Task goal: Retype exactly the stretch of lines that begins at the line containing "Enumerate this screenshot's" and ends at the last line of the data, with no other lines.

Provided data:

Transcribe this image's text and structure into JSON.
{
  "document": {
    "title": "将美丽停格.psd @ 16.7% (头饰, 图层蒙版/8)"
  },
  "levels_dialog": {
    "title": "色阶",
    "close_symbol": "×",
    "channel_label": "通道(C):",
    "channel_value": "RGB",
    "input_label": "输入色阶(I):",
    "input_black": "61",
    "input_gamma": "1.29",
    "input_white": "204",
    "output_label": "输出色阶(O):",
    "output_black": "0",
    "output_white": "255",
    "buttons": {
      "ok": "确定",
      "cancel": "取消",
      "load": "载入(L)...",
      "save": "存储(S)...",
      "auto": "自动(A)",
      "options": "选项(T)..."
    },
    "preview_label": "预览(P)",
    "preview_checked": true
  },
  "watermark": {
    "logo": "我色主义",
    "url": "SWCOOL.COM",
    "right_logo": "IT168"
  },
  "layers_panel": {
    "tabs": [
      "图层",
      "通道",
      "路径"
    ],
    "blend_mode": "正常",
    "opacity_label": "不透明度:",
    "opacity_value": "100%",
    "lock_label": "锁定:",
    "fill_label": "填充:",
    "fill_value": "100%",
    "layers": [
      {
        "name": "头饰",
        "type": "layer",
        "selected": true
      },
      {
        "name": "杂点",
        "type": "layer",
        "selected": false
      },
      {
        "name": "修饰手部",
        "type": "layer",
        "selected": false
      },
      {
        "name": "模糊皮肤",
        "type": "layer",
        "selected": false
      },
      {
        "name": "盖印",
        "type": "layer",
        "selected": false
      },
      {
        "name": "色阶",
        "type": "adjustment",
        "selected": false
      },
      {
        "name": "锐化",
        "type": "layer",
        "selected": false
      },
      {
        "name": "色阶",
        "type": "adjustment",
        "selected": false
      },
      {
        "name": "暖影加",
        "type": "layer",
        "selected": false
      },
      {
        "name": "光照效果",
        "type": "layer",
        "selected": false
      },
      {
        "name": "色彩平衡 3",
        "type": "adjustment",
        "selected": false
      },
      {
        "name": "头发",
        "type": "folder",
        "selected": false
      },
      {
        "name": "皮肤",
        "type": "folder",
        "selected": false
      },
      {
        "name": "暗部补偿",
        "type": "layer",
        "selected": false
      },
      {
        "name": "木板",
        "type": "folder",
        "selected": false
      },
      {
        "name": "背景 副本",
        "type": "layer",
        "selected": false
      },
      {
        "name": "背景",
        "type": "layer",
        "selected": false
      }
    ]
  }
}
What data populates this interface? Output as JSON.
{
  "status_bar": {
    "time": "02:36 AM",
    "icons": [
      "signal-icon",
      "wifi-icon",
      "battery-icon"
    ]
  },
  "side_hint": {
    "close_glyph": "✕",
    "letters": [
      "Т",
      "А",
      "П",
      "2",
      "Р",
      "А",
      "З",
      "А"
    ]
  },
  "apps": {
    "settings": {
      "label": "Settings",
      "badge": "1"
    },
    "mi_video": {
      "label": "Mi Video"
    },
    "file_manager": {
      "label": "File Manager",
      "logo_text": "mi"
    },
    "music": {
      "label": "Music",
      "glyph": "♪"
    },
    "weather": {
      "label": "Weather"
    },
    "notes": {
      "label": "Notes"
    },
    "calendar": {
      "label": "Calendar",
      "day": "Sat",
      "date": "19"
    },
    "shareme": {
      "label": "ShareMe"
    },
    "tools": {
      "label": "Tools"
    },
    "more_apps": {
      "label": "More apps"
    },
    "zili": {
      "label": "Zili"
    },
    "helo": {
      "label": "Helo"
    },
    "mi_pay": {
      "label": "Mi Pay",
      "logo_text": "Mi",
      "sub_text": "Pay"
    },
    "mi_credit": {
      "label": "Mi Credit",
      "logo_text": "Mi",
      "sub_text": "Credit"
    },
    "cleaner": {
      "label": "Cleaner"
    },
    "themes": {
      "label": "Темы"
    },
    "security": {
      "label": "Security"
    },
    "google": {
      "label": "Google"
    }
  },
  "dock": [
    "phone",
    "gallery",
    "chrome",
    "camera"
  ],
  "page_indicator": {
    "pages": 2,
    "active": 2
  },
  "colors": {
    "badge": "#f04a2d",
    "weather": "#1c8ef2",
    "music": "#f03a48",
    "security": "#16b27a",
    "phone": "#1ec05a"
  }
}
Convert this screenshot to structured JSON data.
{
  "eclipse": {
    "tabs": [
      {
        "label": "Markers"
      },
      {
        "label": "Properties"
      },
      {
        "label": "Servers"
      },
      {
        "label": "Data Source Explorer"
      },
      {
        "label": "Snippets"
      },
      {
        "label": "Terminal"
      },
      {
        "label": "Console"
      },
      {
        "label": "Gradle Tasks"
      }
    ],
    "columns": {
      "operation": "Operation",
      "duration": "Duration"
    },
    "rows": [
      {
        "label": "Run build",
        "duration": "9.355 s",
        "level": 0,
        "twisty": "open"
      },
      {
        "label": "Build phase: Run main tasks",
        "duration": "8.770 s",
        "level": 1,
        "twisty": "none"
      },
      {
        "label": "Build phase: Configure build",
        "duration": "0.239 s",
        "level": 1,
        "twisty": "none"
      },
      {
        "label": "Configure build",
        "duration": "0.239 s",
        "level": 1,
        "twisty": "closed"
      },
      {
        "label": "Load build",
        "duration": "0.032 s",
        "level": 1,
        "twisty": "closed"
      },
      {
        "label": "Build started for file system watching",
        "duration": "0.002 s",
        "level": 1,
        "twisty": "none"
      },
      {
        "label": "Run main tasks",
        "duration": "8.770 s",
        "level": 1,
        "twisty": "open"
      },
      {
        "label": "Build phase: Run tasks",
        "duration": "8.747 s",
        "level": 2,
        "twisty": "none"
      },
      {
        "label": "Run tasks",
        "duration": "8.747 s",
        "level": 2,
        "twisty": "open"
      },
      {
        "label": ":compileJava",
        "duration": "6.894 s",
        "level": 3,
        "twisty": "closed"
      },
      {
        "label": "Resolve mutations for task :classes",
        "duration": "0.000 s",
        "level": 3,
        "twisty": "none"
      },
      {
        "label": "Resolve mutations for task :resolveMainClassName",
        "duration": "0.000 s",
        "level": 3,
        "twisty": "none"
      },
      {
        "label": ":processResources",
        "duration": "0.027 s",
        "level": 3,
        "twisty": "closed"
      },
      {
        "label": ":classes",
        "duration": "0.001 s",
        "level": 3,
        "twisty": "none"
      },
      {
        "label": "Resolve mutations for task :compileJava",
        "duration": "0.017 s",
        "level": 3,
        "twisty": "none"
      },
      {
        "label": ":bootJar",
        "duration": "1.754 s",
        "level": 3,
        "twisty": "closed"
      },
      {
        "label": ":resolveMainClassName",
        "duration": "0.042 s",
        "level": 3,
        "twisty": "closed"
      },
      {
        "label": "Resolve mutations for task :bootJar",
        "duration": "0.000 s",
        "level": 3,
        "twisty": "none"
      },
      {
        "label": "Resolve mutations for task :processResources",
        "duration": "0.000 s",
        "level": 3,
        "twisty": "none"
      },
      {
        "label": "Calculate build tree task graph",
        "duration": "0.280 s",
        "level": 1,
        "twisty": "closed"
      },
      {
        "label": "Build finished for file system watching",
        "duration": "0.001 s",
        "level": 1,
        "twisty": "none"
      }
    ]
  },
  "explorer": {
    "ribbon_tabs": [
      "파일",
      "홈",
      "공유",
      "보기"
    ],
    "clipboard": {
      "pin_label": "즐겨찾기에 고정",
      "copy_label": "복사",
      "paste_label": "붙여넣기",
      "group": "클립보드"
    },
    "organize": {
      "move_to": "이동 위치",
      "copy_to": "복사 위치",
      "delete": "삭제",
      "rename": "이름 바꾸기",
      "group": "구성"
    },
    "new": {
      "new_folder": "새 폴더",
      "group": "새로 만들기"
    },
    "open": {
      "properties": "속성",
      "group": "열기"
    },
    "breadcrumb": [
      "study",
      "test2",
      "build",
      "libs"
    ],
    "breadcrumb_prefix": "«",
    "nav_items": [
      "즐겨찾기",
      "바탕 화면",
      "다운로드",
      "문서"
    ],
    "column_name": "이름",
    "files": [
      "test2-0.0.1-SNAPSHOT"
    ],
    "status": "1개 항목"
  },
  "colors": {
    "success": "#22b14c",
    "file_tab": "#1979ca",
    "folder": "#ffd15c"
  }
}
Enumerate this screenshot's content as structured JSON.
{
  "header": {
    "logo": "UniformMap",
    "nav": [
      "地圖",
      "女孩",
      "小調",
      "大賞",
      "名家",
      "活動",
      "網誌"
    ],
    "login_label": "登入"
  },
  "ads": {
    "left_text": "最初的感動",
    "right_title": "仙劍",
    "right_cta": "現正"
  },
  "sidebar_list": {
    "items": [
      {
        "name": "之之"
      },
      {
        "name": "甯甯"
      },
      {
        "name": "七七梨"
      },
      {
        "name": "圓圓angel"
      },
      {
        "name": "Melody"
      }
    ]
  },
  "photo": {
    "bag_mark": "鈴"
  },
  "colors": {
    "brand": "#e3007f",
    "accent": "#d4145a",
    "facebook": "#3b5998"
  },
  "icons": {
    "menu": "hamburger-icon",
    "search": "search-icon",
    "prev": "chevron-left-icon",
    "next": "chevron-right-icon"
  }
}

Task output:
Enumerate this screenshot's content as structured JSON.
{
  "header": {
    "logo": "UniformMap",
    "nav": [
      "地圖",
      "女孩",
      "小調",
      "大賞",
      "名家",
      "活動",
      "網誌"
    ],
    "login_label": "登入"
  },
  "ads": {
    "left_text": "最初的感動",
    "right_title": "仙劍",
    "right_cta": "現正"
  },
  "sidebar_list": {
    "items": [
      {
        "name": "之之"
      },
      {
        "name": "甯甯"
      },
      {
        "name": "七七梨"
      },
      {
        "name": "圓圓angel"
      },
      {
        "name": "Melody"
      }
    ]
  },
  "photo": {
    "bag_mark": "鈴"
  },
  "colors": {
    "brand": "#e3007f",
    "accent": "#d4145a",
    "facebook": "#3b5998"
  },
  "icons": {
    "menu": "hamburger-icon",
    "search": "search-icon",
    "prev": "chevron-left-icon",
    "next": "chevron-right-icon"
  }
}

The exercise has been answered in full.